STATED GOAL >> Can you format the rows below as a Markdown table with the columns "Number" and "Line," numbering each line and leaving out any blank ones?

EXTRACTED MATERIAL >>
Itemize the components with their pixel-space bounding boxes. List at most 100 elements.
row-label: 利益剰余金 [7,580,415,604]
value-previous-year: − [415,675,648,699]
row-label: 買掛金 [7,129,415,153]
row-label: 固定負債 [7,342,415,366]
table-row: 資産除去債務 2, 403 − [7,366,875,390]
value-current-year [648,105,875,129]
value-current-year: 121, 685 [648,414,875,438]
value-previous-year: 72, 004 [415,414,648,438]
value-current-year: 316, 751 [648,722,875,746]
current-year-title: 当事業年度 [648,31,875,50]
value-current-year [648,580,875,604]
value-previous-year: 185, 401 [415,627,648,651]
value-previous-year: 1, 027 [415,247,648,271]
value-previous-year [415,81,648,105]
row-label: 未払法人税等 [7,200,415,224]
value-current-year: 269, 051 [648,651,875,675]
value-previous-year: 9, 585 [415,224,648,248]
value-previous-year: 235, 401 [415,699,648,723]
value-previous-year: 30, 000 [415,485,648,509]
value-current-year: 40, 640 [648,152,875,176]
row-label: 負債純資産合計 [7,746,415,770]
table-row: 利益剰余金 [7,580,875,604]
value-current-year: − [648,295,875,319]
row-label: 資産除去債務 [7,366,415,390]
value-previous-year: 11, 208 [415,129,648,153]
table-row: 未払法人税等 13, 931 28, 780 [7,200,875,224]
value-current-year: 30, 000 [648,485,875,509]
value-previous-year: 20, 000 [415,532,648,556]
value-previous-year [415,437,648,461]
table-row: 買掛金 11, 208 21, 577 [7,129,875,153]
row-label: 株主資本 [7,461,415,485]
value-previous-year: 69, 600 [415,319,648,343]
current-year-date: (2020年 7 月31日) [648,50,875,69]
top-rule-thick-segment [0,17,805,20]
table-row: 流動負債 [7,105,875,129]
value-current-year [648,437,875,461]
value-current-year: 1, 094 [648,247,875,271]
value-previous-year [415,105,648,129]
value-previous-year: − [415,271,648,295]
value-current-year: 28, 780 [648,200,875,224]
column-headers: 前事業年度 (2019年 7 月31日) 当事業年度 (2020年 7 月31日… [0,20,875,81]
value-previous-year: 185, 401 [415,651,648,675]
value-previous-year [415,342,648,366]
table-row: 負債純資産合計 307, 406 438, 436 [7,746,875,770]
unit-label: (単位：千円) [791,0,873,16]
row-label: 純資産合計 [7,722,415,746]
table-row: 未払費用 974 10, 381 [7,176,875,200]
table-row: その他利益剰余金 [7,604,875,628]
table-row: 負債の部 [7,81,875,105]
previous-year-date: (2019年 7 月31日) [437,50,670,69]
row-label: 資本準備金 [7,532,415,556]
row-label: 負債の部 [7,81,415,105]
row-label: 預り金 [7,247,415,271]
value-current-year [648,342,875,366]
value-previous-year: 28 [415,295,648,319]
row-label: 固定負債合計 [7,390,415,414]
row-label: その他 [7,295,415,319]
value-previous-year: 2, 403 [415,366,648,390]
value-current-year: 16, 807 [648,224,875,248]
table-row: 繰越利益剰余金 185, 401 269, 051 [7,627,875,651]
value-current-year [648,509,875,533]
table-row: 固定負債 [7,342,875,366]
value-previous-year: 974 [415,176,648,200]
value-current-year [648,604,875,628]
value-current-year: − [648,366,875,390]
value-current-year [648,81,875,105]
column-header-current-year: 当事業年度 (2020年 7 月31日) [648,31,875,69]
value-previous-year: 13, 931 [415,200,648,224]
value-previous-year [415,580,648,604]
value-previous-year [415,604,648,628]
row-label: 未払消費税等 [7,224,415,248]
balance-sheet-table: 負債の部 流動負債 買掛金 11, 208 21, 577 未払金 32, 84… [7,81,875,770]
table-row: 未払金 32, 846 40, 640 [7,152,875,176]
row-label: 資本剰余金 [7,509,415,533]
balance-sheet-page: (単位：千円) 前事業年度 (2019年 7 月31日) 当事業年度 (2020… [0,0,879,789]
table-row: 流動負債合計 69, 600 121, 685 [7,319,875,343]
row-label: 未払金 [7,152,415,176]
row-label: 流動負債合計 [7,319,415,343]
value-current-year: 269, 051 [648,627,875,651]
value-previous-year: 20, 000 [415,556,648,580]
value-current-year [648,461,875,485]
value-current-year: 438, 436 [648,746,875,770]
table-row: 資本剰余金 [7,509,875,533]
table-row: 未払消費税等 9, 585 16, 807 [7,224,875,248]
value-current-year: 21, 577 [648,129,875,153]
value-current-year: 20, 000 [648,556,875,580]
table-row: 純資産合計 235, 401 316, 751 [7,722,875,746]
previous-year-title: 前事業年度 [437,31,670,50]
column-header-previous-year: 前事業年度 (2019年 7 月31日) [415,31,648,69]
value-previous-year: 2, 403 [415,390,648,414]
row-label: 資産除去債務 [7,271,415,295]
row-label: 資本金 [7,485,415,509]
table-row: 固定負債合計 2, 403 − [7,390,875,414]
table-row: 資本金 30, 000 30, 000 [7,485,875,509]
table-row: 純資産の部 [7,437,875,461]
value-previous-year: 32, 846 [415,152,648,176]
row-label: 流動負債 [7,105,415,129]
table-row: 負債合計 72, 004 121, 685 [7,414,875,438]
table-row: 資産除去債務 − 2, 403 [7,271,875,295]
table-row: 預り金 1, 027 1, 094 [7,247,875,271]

CORRECT OUTPUT >>
| Number | Line |
|---|---|
| 1 | Itemize the components with their pixel-space bounding boxes. List at most 100 elements. |
| 2 | row-label: 利益剰余金 [7,580,415,604] |
| 3 | value-previous-year: − [415,675,648,699] |
| 4 | row-label: 買掛金 [7,129,415,153] |
| 5 | row-label: 固定負債 [7,342,415,366] |
| 6 | table-row: 資産除去債務 2, 403 − [7,366,875,390] |
| 7 | value-current-year [648,105,875,129] |
| 8 | value-current-year: 121, 685 [648,414,875,438] |
| 9 | value-previous-year: 72, 004 [415,414,648,438] |
| 10 | value-current-year: 316, 751 [648,722,875,746] |
| 11 | current-year-title: 当事業年度 [648,31,875,50] |
| 12 | value-current-year [648,580,875,604] |
| 13 | value-previous-year: 185, 401 [415,627,648,651] |
| 14 | value-previous-year: 1, 027 [415,247,648,271] |
| 15 | value-previous-year [415,81,648,105] |
| 16 | row-label: 未払法人税等 [7,200,415,224] |
| 17 | value-current-year: 269, 051 [648,651,875,675] |
| 18 | value-previous-year: 9, 585 [415,224,648,248] |
| 19 | value-previous-year: 235, 401 [415,699,648,723] |
| 20 | value-previous-year: 30, 000 [415,485,648,509] |
| 21 | value-current-year: 40, 640 [648,152,875,176] |
| 22 | row-label: 負債純資産合計 [7,746,415,770] |
| 23 | table-row: 利益剰余金 [7,580,875,604] |
| 24 | value-current-year: − [648,295,875,319] |
| 25 | row-label: 資産除去債務 [7,366,415,390] |
| 26 | value-previous-year: 11, 208 [415,129,648,153] |
| 27 | table-row: 未払法人税等 13, 931 28, 780 [7,200,875,224] |
| 28 | value-current-year: 30, 000 [648,485,875,509] |
| 29 | value-previous-year: 20, 000 [415,532,648,556] |
| 30 | value-previous-year [415,437,648,461] |
| 31 | table-row: 買掛金 11, 208 21, 577 [7,129,875,153] |
| 32 | row-label: 株主資本 [7,461,415,485] |
| 33 | value-previous-year: 69, 600 [415,319,648,343] |
| 34 | current-year-date: (2020年 7 月31日) [648,50,875,69] |
| 35 | top-rule-thick-segment [0,17,805,20] |
| 36 | table-row: 流動負債 [7,105,875,129] |
| 37 | value-current-year [648,437,875,461] |
| 38 | value-current-year: 1, 094 [648,247,875,271] |
| 39 | value-previous-year [415,105,648,129] |
| 40 | value-previous-year: − [415,271,648,295] |
| 41 | value-current-year: 28, 780 [648,200,875,224] |
| 42 | column-headers: 前事業年度 (2019年 7 月31日) 当事業年度 (2020年 7 月31日… [0,20,875,81] |
| 43 | value-previous-year: 185, 401 [415,651,648,675] |
| 44 | value-previous-year [415,342,648,366] |
| 45 | table-row: 負債純資産合計 307, 406 438, 436 [7,746,875,770] |
| 46 | unit-label: (単位：千円) [791,0,873,16] |
| 47 | row-label: 純資産合計 [7,722,415,746] |
| 48 | table-row: 未払費用 974 10, 381 [7,176,875,200] |
| 49 | table-row: その他利益剰余金 [7,604,875,628] |
| 50 | table-row: 負債の部 [7,81,875,105] |
| 51 | previous-year-date: (2019年 7 月31日) [437,50,670,69] |
| 52 | row-label: 資本準備金 [7,532,415,556] |
| 53 | row-label: 負債の部 [7,81,415,105] |
| 54 | row-label: 預り金 [7,247,415,271] |
| 55 | value-current-year [648,342,875,366] |
| 56 | value-previous-year: 28 [415,295,648,319] |
| 57 | row-label: 固定負債合計 [7,390,415,414] |
| 58 | row-label: その他 [7,295,415,319] |
| 59 | value-previous-year: 2, 403 [415,366,648,390] |
| 60 | value-current-year: 16, 807 [648,224,875,248] |
| 61 | table-row: 繰越利益剰余金 185, 401 269, 051 [7,627,875,651] |
| 62 | value-current-year [648,509,875,533] |
| 63 | table-row: 固定負債 [7,342,875,366] |
| 64 | value-previous-year: 974 [415,176,648,200] |
| 65 | value-current-year [648,604,875,628] |
| 66 | value-current-year: − [648,366,875,390] |
| 67 | value-current-year [648,81,875,105] |
| 68 | column-header-current-year: 当事業年度 (2020年 7 月31日) [648,31,875,69] |
| 69 | value-previous-year: 13, 931 [415,200,648,224] |
| 70 | value-previous-year [415,580,648,604] |
| 71 | value-previous-year [415,604,648,628] |
| 72 | row-label: 未払消費税等 [7,224,415,248] |
| 73 | balance-sheet-table: 負債の部 流動負債 買掛金 11, 208 21, 577 未払金 32, 84… [7,81,875,770] |
| 74 | table-row: 未払金 32, 846 40, 640 [7,152,875,176] |
| 75 | row-label: 資本剰余金 [7,509,415,533] |
| 76 | balance-sheet-page: (単位：千円) 前事業年度 (2019年 7 月31日) 当事業年度 (2020… [0,0,879,789] |
| 77 | table-row: 流動負債合計 69, 600 121, 685 [7,319,875,343] |
| 78 | row-label: 未払金 [7,152,415,176] |
| 79 | row-label: 流動負債合計 [7,319,415,343] |
| 80 | value-current-year: 269, 051 [648,627,875,651] |
| 81 | value-previous-year: 20, 000 [415,556,648,580] |
| 82 | value-current-year [648,461,875,485] |
| 83 | value-current-year: 438, 436 [648,746,875,770] |
| 84 | table-row: 資本剰余金 [7,509,875,533] |
| 85 | table-row: 未払消費税等 9, 585 16, 807 [7,224,875,248] |
| 86 | value-current-year: 21, 577 [648,129,875,153] |
| 87 | value-current-year: 20, 000 [648,556,875,580] |
| 88 | table-row: 純資産合計 235, 401 316, 751 [7,722,875,746] |
| 89 | previous-year-title: 前事業年度 [437,31,670,50] |
| 90 | column-header-previous-year: 前事業年度 (2019年 7 月31日) [415,31,648,69] |
| 91 | value-previous-year: 2, 403 [415,390,648,414] |
| 92 | row-label: 資産除去債務 [7,271,415,295] |
| 93 | row-label: 資本金 [7,485,415,509] |
| 94 | table-row: 固定負債合計 2, 403 − [7,390,875,414] |
| 95 | table-row: 資本金 30, 000 30, 000 [7,485,875,509] |
| 96 | table-row: 純資産の部 [7,437,875,461] |
| 97 | value-previous-year: 32, 846 [415,152,648,176] |
| 98 | row-label: 流動負債 [7,105,415,129] |
| 99 | table-row: 負債合計 72, 004 121, 685 [7,414,875,438] |
| 100 | table-row: 資産除去債務 − 2, 403 [7,271,875,295] |
| 101 | table-row: 預り金 1, 027 1, 094 [7,247,875,271] |